Would you quote the material below in full and unchanged?

★ ★ ★ ★ ★

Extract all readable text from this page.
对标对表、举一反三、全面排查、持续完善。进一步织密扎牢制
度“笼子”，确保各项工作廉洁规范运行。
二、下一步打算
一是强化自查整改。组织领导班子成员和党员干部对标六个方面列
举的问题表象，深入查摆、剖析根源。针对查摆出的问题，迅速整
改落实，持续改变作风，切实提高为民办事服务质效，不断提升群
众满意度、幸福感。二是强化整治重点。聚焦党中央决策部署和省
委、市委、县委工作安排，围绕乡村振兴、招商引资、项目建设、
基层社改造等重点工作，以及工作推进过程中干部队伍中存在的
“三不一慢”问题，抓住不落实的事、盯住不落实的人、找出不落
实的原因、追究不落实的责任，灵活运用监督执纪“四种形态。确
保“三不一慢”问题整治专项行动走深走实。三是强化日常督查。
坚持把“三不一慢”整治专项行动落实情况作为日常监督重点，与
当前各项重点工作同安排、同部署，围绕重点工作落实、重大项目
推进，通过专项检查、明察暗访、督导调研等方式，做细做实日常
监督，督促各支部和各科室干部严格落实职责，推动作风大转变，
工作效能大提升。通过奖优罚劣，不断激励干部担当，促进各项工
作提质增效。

★ ★ ★ ★ ★

» **THE COMPLETED TASK**:
Extract all readable text from this page.
对标对表、举一反三、全面排查、持续完善。进一步织密扎牢制
度“笼子”，确保各项工作廉洁规范运行。
二、下一步打算
一是强化自查整改。组织领导班子成员和党员干部对标六个方面列
举的问题表象，深入查摆、剖析根源。针对查摆出的问题，迅速整
改落实，持续改变作风，切实提高为民办事服务质效，不断提升群
众满意度、幸福感。二是强化整治重点。聚焦党中央决策部署和省
委、市委、县委工作安排，围绕乡村振兴、招商引资、项目建设、
基层社改造等重点工作，以及工作推进过程中干部队伍中存在的
“三不一慢”问题，抓住不落实的事、盯住不落实的人、找出不落
实的原因、追究不落实的责任，灵活运用监督执纪“四种形态。确
保“三不一慢”问题整治专项行动走深走实。三是强化日常督查。
坚持把“三不一慢”整治专项行动落实情况作为日常监督重点，与
当前各项重点工作同安排、同部署，围绕重点工作落实、重大项目
推进，通过专项检查、明察暗访、督导调研等方式，做细做实日常
监督，督促各支部和各科室干部严格落实职责，推动作风大转变，
工作效能大提升。通过奖优罚劣，不断激励干部担当，促进各项工
作提质增效。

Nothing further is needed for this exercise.